## EXTRACTED INFORMATION
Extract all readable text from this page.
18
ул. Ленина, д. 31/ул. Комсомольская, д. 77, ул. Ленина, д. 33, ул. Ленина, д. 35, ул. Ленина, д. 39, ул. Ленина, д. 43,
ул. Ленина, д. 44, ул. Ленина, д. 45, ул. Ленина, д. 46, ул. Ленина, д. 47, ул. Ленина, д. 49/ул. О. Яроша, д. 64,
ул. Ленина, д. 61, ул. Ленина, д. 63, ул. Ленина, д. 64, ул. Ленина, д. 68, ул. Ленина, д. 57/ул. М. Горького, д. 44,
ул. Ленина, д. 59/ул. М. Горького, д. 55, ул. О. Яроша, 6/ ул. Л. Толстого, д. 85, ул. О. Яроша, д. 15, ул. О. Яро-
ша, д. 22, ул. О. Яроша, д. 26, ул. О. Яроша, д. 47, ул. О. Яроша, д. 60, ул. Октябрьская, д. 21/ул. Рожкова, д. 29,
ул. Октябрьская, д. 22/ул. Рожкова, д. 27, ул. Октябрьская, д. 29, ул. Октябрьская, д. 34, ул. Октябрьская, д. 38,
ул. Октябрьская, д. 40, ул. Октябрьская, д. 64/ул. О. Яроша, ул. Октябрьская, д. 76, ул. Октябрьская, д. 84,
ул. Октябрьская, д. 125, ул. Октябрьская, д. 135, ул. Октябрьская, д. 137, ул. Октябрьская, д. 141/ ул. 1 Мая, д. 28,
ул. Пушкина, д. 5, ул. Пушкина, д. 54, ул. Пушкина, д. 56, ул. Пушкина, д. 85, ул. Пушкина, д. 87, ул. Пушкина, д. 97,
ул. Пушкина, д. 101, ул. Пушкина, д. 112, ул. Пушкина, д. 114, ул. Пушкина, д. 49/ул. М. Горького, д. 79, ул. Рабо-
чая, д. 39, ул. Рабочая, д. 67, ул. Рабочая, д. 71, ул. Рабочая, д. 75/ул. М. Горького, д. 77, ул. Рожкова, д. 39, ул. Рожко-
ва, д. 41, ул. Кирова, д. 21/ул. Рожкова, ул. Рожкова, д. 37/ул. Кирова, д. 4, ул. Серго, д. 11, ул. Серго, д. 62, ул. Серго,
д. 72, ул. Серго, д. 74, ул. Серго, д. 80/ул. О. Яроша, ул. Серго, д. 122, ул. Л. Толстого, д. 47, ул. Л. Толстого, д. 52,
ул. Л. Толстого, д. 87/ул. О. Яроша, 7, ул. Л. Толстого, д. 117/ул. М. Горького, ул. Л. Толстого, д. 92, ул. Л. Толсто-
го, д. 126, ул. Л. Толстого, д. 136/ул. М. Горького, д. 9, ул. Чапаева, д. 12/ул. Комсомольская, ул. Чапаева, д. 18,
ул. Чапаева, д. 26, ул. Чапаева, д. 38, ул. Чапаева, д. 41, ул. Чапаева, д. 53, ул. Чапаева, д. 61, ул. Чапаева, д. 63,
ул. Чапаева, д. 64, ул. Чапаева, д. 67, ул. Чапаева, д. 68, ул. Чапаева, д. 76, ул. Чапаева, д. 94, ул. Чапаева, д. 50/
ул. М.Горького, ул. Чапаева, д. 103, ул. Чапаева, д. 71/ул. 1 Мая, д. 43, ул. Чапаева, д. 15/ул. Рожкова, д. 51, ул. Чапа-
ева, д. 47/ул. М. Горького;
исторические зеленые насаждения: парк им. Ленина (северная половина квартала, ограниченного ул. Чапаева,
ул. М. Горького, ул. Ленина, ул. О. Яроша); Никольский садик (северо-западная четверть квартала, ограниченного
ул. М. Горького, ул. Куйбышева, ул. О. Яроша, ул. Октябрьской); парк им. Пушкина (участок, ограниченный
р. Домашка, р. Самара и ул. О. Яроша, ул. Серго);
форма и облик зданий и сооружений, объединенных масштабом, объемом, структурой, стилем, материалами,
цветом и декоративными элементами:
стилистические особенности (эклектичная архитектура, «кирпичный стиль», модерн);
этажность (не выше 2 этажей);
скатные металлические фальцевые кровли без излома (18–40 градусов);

## PROBLEM
Transcribe the full listing above without leaving anything out.

## EXERCISE RESULT
Extract all readable text from this page.
18
ул. Ленина, д. 31/ул. Комсомольская, д. 77, ул. Ленина, д. 33, ул. Ленина, д. 35, ул. Ленина, д. 39, ул. Ленина, д. 43,
ул. Ленина, д. 44, ул. Ленина, д. 45, ул. Ленина, д. 46, ул. Ленина, д. 47, ул. Ленина, д. 49/ул. О. Яроша, д. 64,
ул. Ленина, д. 61, ул. Ленина, д. 63, ул. Ленина, д. 64, ул. Ленина, д. 68, ул. Ленина, д. 57/ул. М. Горького, д. 44,
ул. Ленина, д. 59/ул. М. Горького, д. 55, ул. О. Яроша, 6/ ул. Л. Толстого, д. 85, ул. О. Яроша, д. 15, ул. О. Яро-
ша, д. 22, ул. О. Яроша, д. 26, ул. О. Яроша, д. 47, ул. О. Яроша, д. 60, ул. Октябрьская, д. 21/ул. Рожкова, д. 29,
ул. Октябрьская, д. 22/ул. Рожкова, д. 27, ул. Октябрьская, д. 29, ул. Октябрьская, д. 34, ул. Октябрьская, д. 38,
ул. Октябрьская, д. 40, ул. Октябрьская, д. 64/ул. О. Яроша, ул. Октябрьская, д. 76, ул. Октябрьская, д. 84,
ул. Октябрьская, д. 125, ул. Октябрьская, д. 135, ул. Октябрьская, д. 137, ул. Октябрьская, д. 141/ ул. 1 Мая, д. 28,
ул. Пушкина, д. 5, ул. Пушкина, д. 54, ул. Пушкина, д. 56, ул. Пушкина, д. 85, ул. Пушкина, д. 87, ул. Пушкина, д. 97,
ул. Пушкина, д. 101, ул. Пушкина, д. 112, ул. Пушкина, д. 114, ул. Пушкина, д. 49/ул. М. Горького, д. 79, ул. Рабо-
чая, д. 39, ул. Рабочая, д. 67, ул. Рабочая, д. 71, ул. Рабочая, д. 75/ул. М. Горького, д. 77, ул. Рожкова, д. 39, ул. Рожко-
ва, д. 41, ул. Кирова, д. 21/ул. Рожкова, ул. Рожкова, д. 37/ул. Кирова, д. 4, ул. Серго, д. 11, ул. Серго, д. 62, ул. Серго,
д. 72, ул. Серго, д. 74, ул. Серго, д. 80/ул. О. Яроша, ул. Серго, д. 122, ул. Л. Толстого, д. 47, ул. Л. Толстого, д. 52,
ул. Л. Толстого, д. 87/ул. О. Яроша, 7, ул. Л. Толстого, д. 117/ул. М. Горького, ул. Л. Толстого, д. 92, ул. Л. Толсто-
го, д. 126, ул. Л. Толстого, д. 136/ул. М. Горького, д. 9, ул. Чапаева, д. 12/ул. Комсомольская, ул. Чапаева, д. 18,
ул. Чапаева, д. 26, ул. Чапаева, д. 38, ул. Чапаева, д. 41, ул. Чапаева, д. 53, ул. Чапаева, д. 61, ул. Чапаева, д. 63,
ул. Чапаева, д. 64, ул. Чапаева, д. 67, ул. Чапаева, д. 68, ул. Чапаева, д. 76, ул. Чапаева, д. 94, ул. Чапаева, д. 50/
ул. М.Горького, ул. Чапаева, д. 103, ул. Чапаева, д. 71/ул. 1 Мая, д. 43, ул. Чапаева, д. 15/ул. Рожкова, д. 51, ул. Чапа-
ева, д. 47/ул. М. Горького;
исторические зеленые насаждения: парк им. Ленина (северная половина квартала, ограниченного ул. Чапаева,
ул. М. Горького, ул. Ленина, ул. О. Яроша); Никольский садик (северо-западная четверть квартала, ограниченного
ул. М. Горького, ул. Куйбышева, ул. О. Яроша, ул. Октябрьской); парк им. Пушкина (участок, ограниченный
р. Домашка, р. Самара и ул. О. Яроша, ул. Серго);
форма и облик зданий и сооружений, объединенных масштабом, объемом, структурой, стилем, материалами,
цветом и декоративными элементами:
стилистические особенности (эклектичная архитектура, «кирпичный стиль», модерн);
этажность (не выше 2 этажей);
скатные металлические фальцевые кровли без излома (18–40 градусов);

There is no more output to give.